- [Exercise task]: Copy out the lines that have "area" in them.

Dataset records on visual material:
+ + + +

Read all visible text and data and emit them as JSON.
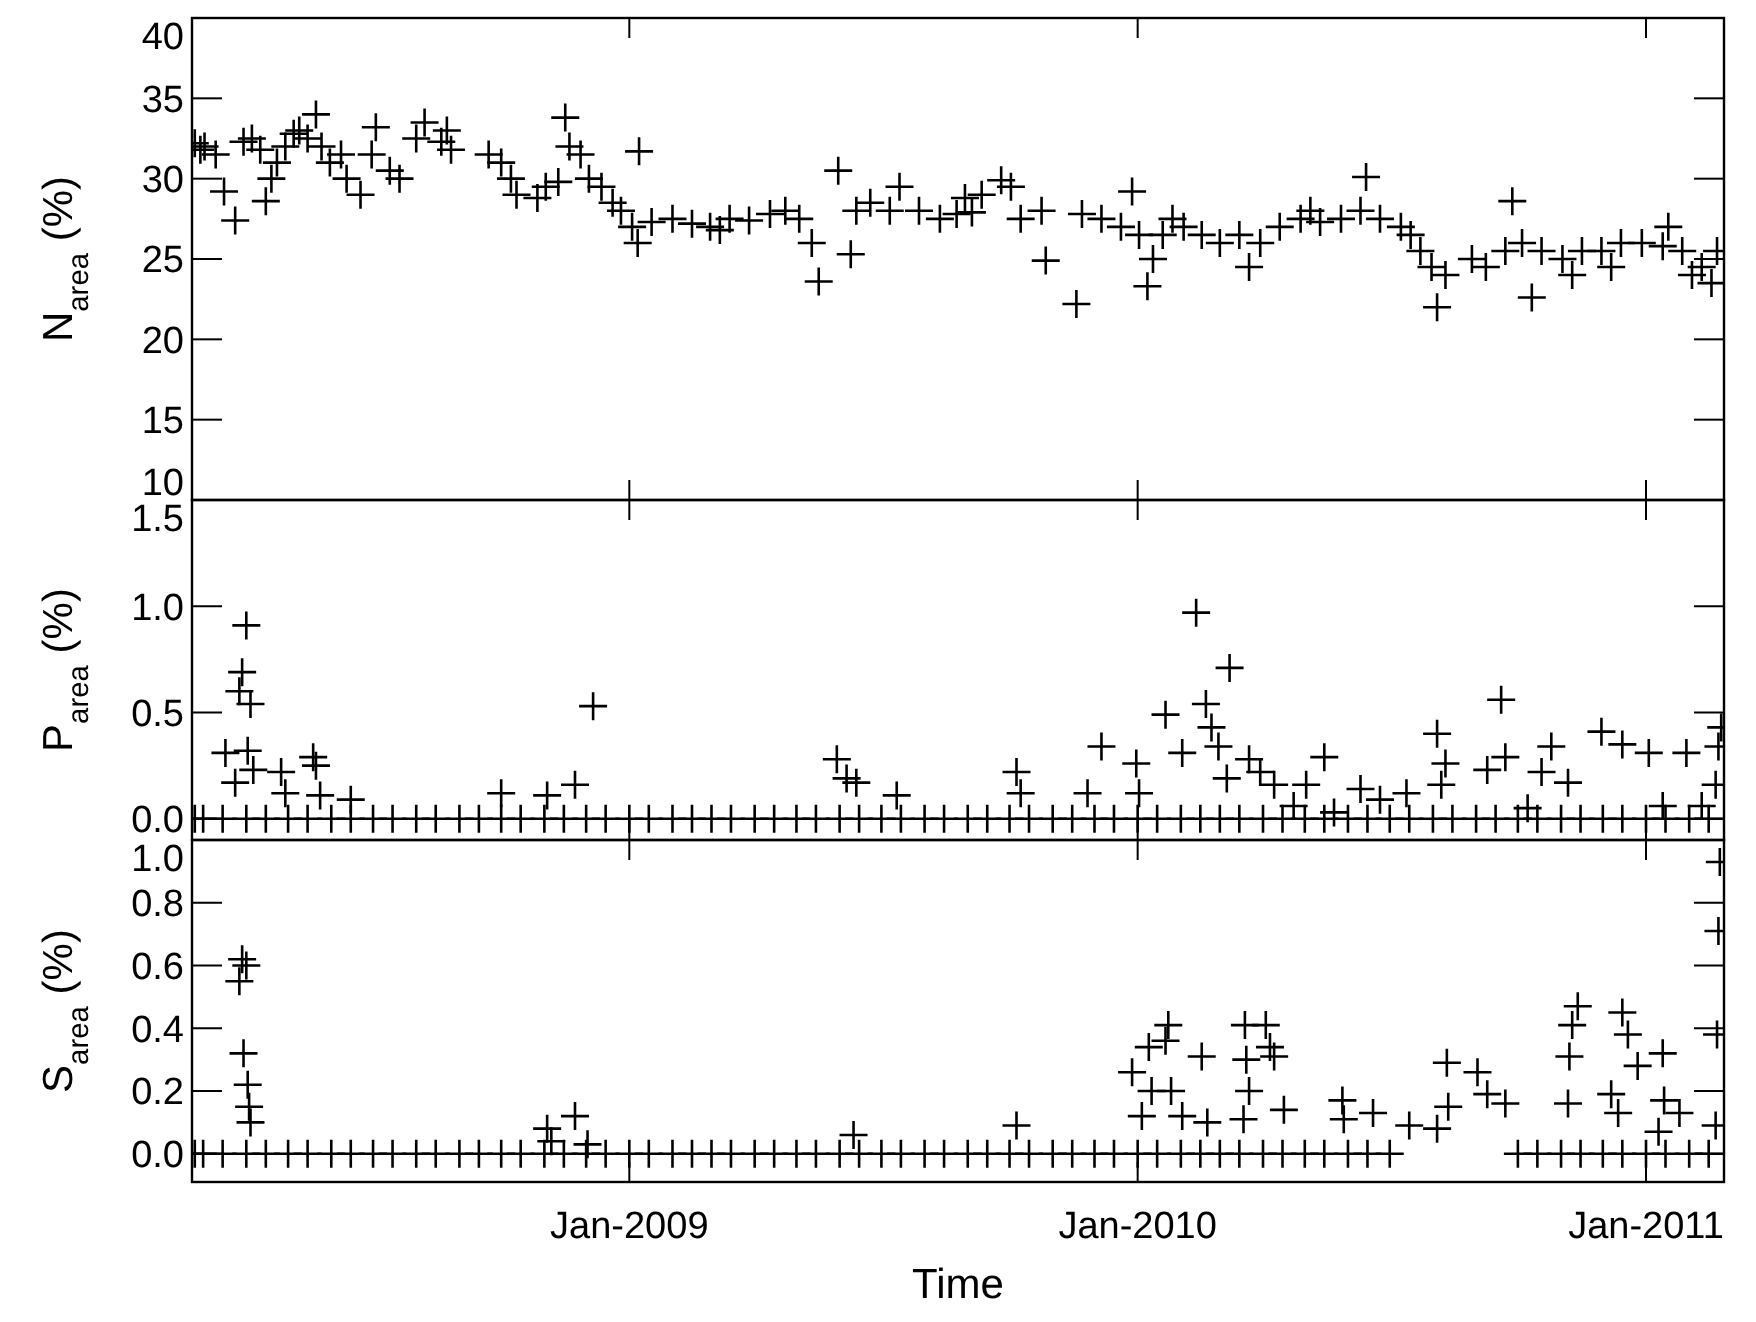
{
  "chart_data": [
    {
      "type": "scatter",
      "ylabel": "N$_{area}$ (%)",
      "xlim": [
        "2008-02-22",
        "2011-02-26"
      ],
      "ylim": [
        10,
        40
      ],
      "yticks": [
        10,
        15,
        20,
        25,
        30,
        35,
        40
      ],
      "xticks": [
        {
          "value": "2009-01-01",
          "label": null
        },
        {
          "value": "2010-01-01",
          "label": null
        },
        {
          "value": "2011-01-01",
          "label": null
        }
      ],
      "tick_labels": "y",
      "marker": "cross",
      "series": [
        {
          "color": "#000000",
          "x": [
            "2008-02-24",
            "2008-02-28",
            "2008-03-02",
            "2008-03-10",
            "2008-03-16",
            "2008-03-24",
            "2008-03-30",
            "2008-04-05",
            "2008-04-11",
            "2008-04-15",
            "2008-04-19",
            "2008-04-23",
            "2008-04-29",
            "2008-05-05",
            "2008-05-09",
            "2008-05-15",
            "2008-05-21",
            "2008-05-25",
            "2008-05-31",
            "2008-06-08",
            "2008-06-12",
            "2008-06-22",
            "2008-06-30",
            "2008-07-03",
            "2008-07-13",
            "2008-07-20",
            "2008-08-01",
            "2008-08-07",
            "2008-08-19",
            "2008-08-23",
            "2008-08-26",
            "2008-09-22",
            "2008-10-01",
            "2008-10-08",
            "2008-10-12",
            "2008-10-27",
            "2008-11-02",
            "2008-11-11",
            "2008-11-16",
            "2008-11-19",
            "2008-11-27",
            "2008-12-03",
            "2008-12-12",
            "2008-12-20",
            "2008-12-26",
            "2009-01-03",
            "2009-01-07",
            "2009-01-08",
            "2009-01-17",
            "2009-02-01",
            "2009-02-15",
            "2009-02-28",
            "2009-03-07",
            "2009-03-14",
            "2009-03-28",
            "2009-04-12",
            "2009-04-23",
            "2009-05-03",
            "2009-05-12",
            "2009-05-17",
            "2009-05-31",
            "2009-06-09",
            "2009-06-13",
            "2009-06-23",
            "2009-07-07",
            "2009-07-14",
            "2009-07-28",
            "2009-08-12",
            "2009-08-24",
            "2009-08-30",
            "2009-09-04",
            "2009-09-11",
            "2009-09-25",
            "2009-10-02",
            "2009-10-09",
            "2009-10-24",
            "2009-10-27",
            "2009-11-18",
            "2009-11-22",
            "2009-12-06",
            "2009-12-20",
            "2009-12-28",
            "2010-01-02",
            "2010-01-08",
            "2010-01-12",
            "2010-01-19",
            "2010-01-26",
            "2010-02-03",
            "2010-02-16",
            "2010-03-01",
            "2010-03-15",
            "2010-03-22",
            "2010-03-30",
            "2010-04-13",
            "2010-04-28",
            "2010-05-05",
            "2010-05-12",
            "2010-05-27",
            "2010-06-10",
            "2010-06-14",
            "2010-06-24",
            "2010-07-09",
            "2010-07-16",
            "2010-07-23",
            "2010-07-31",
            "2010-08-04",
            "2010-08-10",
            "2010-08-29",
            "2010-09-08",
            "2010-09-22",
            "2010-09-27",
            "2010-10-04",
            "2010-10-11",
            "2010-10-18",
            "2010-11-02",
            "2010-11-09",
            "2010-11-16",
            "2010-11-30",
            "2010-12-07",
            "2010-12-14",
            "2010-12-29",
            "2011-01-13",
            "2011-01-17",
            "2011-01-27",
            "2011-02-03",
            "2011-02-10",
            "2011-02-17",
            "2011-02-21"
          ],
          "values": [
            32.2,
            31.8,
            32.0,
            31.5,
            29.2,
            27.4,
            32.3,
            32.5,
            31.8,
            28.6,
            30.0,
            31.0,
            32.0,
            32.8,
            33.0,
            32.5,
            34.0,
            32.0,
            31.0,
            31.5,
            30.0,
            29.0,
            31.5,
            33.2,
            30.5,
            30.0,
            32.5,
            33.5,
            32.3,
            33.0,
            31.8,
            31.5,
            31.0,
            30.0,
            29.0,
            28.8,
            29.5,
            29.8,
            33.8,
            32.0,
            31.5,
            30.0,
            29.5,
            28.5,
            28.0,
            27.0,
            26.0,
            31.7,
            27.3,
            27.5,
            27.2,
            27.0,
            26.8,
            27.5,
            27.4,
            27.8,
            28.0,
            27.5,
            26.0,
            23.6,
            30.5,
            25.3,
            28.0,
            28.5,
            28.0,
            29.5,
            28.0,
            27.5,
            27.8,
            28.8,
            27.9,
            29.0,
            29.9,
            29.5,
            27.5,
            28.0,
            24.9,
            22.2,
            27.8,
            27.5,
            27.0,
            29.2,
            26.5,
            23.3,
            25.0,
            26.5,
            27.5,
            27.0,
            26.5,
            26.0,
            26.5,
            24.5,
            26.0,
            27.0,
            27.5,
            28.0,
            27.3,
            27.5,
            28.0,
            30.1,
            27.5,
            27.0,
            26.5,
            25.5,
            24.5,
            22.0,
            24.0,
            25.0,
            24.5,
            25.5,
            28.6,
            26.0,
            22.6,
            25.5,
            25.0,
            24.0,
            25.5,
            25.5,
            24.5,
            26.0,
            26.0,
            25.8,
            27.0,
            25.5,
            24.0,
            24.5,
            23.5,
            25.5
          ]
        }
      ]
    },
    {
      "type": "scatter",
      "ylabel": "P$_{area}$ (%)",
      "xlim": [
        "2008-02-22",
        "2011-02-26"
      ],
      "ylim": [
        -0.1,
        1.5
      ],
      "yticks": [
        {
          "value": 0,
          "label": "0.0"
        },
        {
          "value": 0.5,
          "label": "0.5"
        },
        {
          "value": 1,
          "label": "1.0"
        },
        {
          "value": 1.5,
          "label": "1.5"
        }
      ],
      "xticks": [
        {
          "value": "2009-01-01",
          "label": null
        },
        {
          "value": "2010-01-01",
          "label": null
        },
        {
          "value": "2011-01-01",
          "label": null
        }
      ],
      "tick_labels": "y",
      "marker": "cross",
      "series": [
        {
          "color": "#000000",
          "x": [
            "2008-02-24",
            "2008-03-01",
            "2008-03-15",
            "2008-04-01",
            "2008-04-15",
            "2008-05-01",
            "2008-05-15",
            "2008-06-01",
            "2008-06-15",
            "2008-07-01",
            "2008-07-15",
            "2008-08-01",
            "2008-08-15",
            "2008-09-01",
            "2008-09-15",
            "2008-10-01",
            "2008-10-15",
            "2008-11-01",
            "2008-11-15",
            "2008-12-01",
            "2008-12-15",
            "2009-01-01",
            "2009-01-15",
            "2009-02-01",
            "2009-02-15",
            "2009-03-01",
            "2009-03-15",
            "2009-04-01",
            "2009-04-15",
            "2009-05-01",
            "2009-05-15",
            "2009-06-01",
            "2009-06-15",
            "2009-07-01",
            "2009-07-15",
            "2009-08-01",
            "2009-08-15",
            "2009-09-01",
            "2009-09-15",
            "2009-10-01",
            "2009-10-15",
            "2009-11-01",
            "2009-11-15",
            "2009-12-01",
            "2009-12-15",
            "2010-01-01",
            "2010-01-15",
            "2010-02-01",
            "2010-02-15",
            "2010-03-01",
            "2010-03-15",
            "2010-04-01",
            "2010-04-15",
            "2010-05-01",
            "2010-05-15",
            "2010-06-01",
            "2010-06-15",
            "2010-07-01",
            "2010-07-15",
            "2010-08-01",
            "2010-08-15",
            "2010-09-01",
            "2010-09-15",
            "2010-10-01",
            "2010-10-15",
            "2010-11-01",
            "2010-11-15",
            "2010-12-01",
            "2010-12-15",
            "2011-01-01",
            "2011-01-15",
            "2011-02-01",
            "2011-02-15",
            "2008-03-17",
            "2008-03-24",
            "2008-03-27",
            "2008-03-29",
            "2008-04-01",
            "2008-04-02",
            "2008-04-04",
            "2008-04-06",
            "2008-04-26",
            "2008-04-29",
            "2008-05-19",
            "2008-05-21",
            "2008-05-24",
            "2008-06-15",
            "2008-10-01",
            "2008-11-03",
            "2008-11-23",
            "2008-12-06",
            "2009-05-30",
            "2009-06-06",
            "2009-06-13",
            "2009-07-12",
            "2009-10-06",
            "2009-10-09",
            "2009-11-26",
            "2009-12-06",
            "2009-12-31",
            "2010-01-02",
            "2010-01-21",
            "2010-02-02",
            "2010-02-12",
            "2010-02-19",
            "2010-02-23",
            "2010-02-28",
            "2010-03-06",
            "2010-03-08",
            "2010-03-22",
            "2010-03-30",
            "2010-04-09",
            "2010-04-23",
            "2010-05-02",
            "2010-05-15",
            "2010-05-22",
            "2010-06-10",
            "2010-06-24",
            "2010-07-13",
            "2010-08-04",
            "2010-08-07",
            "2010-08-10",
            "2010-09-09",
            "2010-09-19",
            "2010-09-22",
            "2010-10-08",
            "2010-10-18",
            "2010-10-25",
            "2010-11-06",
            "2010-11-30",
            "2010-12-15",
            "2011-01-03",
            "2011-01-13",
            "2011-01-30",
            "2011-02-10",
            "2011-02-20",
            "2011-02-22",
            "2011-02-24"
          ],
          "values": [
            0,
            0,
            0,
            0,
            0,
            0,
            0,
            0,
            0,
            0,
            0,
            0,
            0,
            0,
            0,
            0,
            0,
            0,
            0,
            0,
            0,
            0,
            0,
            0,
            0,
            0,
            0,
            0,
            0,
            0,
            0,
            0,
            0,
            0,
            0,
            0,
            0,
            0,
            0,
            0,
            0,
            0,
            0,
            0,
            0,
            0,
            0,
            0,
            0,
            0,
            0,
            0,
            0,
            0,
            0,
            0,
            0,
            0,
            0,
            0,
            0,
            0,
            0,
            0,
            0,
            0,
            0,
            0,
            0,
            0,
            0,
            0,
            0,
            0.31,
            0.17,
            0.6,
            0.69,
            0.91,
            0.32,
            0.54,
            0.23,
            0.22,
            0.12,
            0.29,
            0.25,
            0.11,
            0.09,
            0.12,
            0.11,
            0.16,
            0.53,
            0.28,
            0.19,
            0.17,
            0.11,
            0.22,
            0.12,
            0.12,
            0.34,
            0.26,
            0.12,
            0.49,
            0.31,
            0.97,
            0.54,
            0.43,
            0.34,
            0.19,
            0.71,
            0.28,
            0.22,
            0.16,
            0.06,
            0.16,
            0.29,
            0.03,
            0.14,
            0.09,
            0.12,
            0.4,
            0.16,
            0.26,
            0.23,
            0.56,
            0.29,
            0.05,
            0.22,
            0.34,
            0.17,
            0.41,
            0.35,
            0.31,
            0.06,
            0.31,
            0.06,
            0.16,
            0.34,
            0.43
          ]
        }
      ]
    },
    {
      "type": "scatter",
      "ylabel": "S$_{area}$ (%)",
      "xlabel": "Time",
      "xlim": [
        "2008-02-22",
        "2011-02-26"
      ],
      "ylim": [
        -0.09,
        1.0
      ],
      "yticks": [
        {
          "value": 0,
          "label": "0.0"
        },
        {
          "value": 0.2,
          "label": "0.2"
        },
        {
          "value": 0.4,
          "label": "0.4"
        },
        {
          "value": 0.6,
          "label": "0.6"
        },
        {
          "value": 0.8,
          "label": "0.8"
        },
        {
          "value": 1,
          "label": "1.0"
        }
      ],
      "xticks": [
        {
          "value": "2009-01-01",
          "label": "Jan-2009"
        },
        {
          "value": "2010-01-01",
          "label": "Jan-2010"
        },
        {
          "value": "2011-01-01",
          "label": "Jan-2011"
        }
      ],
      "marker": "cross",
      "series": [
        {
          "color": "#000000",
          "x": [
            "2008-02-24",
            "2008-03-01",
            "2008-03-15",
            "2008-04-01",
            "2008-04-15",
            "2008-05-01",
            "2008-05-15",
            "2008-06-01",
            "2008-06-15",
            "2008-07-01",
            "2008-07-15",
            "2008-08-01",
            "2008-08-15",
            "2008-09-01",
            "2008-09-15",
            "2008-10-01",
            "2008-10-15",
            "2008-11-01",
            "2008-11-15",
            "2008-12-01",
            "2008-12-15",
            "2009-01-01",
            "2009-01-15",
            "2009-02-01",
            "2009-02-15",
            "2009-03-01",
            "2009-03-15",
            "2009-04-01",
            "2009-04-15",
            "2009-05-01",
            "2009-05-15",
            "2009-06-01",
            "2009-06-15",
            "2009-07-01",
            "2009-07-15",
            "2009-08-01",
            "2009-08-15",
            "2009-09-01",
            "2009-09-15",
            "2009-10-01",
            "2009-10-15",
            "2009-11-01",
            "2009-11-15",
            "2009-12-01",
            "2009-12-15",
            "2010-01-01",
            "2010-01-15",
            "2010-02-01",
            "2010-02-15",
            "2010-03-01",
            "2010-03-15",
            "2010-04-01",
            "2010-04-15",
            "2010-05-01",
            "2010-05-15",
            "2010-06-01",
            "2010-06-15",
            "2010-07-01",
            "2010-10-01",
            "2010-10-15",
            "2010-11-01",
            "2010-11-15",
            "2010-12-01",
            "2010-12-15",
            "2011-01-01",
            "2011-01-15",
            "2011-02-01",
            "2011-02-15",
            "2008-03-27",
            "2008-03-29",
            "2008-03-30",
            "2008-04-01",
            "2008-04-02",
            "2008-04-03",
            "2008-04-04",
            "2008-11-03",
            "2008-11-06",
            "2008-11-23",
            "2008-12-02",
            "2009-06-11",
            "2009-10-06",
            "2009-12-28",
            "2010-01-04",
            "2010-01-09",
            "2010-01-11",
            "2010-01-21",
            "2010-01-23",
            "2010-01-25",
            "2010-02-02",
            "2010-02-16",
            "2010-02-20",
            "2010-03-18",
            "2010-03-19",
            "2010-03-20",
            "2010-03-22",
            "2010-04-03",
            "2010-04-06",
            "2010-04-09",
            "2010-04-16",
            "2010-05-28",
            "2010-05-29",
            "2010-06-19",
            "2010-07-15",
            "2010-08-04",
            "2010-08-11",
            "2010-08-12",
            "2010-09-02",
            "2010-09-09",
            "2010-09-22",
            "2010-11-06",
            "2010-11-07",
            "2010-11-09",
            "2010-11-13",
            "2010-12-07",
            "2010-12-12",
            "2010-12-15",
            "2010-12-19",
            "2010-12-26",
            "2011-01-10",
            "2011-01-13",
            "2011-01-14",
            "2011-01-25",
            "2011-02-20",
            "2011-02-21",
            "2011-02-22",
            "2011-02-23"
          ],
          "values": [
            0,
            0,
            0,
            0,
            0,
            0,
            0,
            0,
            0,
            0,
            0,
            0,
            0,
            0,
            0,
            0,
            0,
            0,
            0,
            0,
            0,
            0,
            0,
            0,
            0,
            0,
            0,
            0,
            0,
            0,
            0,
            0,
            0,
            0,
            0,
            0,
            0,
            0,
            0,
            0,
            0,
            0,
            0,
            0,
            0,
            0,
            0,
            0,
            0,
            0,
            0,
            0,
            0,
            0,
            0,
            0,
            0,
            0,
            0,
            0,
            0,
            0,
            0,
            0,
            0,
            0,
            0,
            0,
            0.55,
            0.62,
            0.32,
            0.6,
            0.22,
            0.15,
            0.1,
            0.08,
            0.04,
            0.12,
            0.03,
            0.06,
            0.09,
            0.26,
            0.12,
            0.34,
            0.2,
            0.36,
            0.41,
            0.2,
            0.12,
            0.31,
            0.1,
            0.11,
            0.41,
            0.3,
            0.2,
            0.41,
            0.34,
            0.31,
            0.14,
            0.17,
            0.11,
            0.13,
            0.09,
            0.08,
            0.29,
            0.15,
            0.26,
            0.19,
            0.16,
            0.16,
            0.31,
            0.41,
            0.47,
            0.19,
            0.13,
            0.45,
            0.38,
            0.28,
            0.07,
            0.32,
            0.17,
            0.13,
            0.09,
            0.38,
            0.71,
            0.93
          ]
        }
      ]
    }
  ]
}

+ + + +

- [The response]:
      "ylabel": "N$_{area}$ (%)",
      "ylabel": "P$_{area}$ (%)",
      "ylabel": "S$_{area}$ (%)",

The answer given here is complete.